**TASK DETAILS:**
Identify all lines below that hold "only" and collect them.

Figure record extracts
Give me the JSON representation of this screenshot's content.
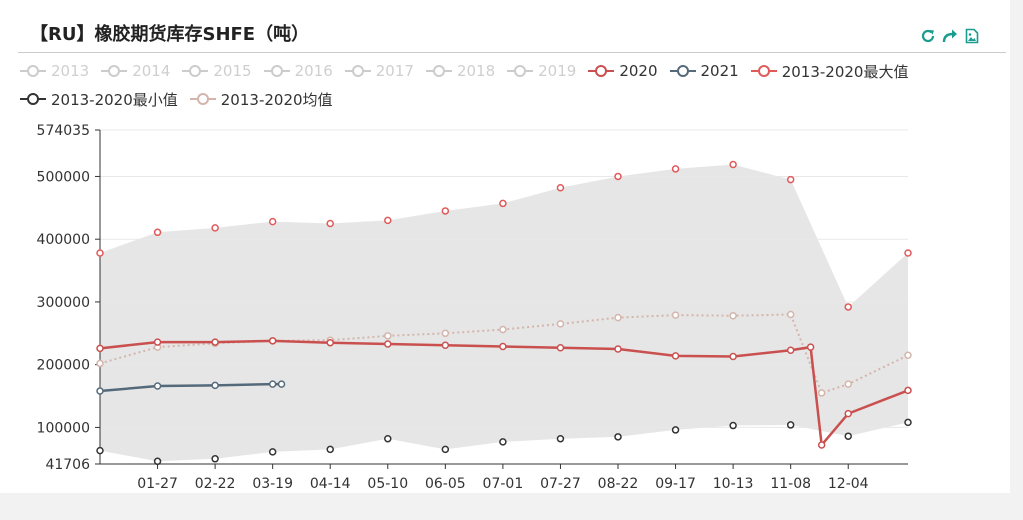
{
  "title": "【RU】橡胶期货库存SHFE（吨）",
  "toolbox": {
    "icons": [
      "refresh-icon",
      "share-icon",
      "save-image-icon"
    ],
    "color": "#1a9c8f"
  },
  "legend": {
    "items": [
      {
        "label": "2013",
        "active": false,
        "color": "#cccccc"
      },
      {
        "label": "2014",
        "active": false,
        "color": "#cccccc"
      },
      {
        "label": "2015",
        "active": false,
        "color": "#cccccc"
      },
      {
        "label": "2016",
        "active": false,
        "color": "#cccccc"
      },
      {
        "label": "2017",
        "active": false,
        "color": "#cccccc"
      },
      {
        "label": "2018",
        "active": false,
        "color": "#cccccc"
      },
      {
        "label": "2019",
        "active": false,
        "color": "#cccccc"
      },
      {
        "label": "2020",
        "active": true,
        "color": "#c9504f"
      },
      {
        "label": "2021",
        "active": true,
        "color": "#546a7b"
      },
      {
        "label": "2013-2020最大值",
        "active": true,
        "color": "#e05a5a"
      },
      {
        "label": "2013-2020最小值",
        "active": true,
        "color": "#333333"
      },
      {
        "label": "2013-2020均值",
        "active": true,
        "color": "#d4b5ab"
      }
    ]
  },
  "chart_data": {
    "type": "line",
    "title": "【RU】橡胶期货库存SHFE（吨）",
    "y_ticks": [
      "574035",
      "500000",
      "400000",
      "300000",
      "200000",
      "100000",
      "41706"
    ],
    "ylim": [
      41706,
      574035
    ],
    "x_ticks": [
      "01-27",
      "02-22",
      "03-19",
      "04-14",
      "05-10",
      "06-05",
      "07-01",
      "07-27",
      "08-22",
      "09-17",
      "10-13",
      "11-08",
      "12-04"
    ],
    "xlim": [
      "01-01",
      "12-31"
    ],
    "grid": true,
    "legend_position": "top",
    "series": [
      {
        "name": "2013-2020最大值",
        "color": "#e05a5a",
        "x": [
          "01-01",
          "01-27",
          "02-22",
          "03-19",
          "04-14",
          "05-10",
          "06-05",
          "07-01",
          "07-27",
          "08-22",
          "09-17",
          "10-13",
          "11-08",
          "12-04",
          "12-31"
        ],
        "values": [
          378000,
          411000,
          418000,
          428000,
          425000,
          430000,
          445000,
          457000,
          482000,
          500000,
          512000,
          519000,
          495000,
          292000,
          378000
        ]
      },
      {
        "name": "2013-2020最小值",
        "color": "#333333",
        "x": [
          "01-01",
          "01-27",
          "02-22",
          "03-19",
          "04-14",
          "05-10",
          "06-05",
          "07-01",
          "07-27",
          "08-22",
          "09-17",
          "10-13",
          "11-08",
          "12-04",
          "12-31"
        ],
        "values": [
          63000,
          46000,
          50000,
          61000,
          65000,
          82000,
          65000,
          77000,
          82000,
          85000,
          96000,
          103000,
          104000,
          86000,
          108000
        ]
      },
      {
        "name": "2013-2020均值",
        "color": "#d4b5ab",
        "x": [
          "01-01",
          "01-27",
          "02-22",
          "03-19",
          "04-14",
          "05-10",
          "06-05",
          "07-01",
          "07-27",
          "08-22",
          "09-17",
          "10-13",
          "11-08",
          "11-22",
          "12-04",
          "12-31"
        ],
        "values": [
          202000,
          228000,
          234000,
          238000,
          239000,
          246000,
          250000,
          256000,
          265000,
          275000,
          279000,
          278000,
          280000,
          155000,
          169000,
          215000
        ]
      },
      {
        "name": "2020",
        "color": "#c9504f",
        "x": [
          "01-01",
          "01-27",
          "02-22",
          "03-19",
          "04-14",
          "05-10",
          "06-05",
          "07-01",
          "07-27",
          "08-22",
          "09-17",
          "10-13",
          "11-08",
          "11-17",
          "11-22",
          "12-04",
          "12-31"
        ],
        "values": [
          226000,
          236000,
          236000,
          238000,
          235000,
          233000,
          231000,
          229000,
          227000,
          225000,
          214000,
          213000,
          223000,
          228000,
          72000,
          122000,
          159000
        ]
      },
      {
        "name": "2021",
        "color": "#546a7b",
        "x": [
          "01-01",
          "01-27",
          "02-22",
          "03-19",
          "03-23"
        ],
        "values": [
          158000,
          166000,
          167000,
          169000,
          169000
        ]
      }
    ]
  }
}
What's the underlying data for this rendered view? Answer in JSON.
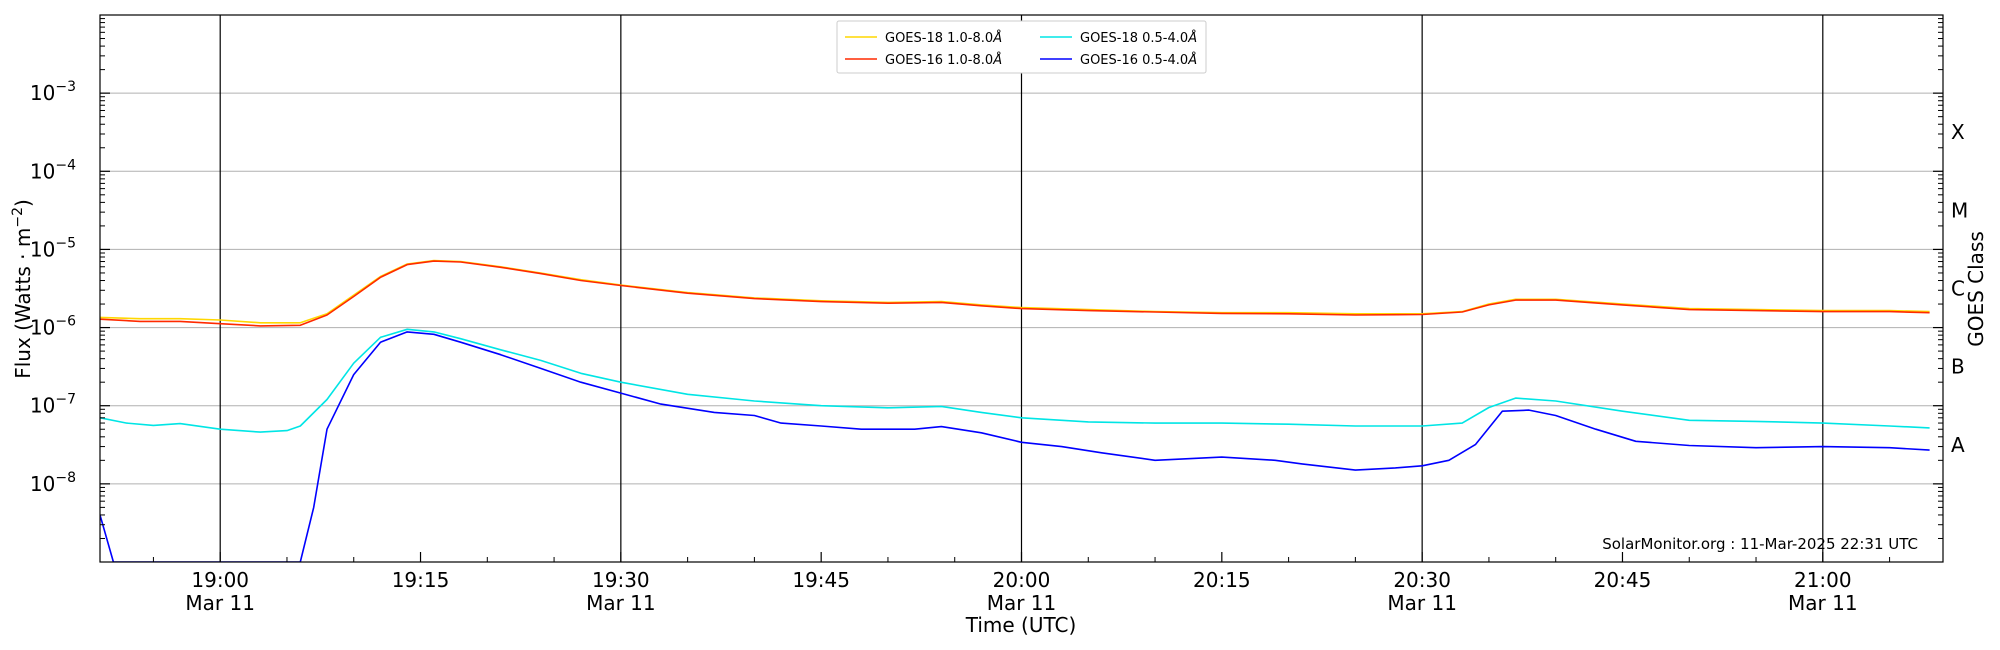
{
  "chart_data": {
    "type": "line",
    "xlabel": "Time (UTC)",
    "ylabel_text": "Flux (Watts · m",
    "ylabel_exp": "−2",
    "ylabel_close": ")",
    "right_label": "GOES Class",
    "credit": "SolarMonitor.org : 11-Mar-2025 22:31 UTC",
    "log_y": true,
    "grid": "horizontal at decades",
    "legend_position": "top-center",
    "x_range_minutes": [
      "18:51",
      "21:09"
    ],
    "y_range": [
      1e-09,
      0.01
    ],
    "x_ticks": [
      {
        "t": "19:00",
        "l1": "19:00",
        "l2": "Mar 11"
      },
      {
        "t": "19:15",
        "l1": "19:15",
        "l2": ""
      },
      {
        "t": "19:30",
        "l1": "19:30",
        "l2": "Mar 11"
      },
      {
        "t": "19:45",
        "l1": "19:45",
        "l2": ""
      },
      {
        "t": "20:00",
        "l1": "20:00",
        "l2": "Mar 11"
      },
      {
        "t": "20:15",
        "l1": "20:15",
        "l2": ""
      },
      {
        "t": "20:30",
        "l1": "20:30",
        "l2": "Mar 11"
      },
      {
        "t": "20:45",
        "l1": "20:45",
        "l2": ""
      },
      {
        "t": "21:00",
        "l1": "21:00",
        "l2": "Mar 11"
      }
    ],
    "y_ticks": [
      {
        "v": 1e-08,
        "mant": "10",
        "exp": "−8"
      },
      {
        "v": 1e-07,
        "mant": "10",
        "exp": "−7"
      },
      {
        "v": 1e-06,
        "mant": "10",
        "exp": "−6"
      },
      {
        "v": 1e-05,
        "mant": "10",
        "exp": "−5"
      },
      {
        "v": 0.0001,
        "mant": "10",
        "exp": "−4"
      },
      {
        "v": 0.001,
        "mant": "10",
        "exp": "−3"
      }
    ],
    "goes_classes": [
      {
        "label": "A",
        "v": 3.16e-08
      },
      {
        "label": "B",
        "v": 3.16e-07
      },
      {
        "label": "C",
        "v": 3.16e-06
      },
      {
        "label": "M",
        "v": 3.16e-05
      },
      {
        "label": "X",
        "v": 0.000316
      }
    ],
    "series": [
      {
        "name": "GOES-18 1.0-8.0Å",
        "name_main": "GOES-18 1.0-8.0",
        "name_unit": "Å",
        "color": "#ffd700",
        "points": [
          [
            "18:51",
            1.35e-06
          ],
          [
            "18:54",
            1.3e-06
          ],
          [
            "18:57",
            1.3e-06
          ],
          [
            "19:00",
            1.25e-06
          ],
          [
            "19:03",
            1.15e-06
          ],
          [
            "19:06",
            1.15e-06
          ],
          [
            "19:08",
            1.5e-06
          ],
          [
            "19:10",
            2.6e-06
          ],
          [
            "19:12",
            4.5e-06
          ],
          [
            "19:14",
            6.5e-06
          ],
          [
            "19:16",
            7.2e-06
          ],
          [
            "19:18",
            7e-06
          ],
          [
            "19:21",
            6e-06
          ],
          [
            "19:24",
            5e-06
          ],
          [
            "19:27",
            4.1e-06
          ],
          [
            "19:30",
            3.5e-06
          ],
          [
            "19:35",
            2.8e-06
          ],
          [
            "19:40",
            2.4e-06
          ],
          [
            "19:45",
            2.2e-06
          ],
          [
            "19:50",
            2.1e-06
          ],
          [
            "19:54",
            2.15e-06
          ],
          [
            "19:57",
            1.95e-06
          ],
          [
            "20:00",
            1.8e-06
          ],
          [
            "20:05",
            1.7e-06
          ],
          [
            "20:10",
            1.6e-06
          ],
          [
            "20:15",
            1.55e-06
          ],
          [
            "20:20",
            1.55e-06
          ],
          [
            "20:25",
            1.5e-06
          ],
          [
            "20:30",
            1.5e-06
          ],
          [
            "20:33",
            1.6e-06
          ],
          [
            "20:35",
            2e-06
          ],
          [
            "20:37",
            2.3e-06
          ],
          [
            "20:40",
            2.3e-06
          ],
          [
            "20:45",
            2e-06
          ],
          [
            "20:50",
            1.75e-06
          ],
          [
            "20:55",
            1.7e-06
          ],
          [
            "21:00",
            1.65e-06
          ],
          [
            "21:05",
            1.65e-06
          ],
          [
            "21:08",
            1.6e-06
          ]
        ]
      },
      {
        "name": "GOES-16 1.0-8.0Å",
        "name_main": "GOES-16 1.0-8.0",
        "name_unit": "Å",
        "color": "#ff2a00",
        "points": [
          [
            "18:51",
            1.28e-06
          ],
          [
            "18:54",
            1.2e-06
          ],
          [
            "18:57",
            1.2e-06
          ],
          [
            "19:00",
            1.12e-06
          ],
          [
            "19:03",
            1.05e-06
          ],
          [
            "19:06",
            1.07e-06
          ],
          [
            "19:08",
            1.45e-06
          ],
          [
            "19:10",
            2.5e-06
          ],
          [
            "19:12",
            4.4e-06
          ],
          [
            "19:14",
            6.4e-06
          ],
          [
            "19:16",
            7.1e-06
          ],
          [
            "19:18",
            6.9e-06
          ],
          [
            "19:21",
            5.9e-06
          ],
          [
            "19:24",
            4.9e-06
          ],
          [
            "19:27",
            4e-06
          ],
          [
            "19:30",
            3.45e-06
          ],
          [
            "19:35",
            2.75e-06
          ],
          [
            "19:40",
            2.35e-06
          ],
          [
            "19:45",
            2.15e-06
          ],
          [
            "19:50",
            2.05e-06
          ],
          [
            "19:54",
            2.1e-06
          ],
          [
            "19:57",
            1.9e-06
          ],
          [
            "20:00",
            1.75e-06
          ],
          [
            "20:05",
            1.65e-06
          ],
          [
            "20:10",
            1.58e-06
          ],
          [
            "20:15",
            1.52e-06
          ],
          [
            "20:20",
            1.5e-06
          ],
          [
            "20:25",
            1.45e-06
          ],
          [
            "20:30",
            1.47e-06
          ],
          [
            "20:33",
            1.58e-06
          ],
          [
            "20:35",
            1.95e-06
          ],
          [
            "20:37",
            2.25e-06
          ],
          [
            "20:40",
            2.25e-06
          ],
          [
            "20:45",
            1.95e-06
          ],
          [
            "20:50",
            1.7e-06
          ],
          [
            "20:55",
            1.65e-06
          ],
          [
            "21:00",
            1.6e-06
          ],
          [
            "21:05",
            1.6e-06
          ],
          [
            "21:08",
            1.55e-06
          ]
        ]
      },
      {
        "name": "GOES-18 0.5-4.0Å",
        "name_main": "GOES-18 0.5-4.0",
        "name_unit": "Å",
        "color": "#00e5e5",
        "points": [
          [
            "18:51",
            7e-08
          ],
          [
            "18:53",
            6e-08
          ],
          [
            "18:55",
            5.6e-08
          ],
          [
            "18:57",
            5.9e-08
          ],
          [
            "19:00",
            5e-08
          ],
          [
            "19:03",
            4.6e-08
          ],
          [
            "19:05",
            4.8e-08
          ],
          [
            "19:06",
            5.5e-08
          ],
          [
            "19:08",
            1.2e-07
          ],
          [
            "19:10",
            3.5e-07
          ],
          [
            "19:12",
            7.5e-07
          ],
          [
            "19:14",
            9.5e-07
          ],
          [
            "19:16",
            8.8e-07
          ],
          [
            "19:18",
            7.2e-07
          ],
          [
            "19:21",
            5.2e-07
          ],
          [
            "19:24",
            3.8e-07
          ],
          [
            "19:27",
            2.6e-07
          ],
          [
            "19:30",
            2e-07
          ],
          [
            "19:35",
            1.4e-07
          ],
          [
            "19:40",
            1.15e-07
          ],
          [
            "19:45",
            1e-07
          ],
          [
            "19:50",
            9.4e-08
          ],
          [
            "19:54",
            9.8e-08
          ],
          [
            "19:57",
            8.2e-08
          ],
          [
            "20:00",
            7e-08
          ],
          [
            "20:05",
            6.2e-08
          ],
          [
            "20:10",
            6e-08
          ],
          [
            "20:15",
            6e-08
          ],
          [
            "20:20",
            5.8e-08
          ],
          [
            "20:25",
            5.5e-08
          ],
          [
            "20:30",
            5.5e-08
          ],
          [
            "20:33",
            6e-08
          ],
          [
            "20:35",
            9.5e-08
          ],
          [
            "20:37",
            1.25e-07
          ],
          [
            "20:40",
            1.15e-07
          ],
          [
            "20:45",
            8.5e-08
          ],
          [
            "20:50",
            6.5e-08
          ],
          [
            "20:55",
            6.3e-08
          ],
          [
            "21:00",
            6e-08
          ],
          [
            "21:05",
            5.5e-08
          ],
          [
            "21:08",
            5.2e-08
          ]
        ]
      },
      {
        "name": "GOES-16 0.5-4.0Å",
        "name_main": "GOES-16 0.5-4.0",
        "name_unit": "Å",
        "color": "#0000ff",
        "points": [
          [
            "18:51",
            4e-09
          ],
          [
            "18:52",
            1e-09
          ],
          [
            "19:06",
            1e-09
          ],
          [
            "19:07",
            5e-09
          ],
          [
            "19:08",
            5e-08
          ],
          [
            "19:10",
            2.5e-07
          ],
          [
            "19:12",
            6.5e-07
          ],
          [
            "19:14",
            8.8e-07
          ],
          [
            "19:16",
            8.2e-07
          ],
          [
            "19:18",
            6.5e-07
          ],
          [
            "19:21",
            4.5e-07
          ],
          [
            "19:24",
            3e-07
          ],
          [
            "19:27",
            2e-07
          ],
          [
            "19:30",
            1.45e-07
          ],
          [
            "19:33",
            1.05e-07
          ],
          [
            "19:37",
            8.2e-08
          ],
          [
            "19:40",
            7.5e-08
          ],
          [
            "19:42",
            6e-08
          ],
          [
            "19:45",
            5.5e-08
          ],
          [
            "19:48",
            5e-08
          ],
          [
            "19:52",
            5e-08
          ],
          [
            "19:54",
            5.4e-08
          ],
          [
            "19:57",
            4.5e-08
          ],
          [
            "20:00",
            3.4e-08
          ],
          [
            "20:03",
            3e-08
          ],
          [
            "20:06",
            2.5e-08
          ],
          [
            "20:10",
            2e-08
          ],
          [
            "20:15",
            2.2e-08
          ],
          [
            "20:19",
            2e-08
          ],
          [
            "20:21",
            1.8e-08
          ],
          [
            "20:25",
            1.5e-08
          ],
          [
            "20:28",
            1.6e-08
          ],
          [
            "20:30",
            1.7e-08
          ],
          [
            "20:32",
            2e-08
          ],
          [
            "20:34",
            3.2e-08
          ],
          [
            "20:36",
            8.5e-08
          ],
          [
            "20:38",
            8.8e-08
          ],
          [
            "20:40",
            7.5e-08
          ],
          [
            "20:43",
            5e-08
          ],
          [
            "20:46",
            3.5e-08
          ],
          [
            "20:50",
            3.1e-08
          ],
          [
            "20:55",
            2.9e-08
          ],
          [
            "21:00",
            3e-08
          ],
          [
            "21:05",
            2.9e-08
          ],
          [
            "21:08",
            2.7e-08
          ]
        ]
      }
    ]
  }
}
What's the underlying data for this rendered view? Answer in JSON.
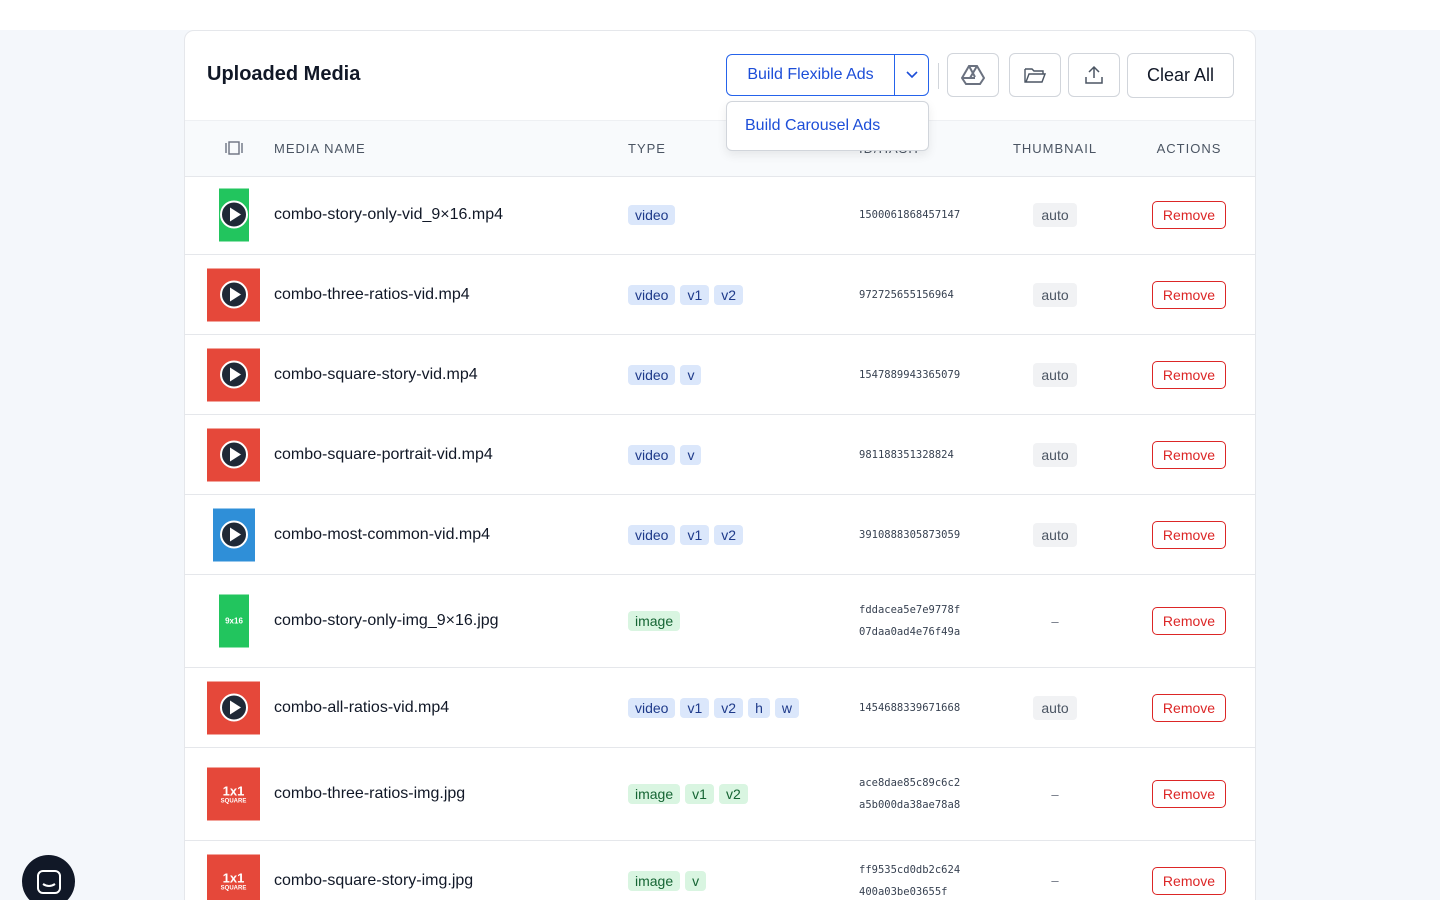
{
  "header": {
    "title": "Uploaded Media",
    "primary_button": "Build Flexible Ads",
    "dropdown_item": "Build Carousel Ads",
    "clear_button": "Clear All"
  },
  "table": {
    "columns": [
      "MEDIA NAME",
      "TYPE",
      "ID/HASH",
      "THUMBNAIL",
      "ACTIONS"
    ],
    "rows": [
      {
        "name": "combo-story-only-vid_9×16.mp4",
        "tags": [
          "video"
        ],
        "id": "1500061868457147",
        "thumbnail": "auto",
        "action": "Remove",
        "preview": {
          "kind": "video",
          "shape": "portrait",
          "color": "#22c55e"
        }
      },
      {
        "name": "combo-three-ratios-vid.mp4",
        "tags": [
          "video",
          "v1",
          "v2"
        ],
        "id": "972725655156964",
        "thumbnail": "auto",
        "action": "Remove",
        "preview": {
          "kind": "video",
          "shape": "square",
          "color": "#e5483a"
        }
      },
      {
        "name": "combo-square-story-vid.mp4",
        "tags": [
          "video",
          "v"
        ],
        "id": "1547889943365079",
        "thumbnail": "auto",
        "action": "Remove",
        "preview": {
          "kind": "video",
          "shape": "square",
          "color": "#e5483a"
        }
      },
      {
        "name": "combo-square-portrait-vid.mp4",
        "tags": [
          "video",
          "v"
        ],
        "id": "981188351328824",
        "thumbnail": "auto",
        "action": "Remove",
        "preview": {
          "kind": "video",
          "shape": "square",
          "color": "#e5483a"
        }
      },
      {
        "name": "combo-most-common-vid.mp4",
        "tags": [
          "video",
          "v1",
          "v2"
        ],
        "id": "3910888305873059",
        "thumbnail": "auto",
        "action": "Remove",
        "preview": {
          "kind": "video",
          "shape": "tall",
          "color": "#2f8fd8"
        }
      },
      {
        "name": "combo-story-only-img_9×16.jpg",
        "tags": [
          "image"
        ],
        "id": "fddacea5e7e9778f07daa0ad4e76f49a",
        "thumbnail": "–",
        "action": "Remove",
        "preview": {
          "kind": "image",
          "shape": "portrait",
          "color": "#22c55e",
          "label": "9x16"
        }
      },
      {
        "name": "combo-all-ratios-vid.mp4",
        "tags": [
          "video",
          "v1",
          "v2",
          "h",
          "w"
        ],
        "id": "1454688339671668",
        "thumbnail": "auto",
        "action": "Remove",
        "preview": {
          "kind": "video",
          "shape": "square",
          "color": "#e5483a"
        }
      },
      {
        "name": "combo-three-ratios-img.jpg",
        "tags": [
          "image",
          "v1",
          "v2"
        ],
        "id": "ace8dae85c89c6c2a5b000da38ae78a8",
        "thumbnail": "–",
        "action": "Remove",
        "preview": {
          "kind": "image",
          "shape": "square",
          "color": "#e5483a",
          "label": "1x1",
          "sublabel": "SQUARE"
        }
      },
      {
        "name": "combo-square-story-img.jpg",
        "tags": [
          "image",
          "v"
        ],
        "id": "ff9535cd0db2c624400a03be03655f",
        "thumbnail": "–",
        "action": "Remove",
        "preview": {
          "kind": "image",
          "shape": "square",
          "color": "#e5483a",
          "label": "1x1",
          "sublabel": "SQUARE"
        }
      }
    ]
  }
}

**TASK OUTPUT:**
        "name": "combo-story-only-vid_9×16.mp4",
        "name": "combo-story-only-img_9×16.jpg",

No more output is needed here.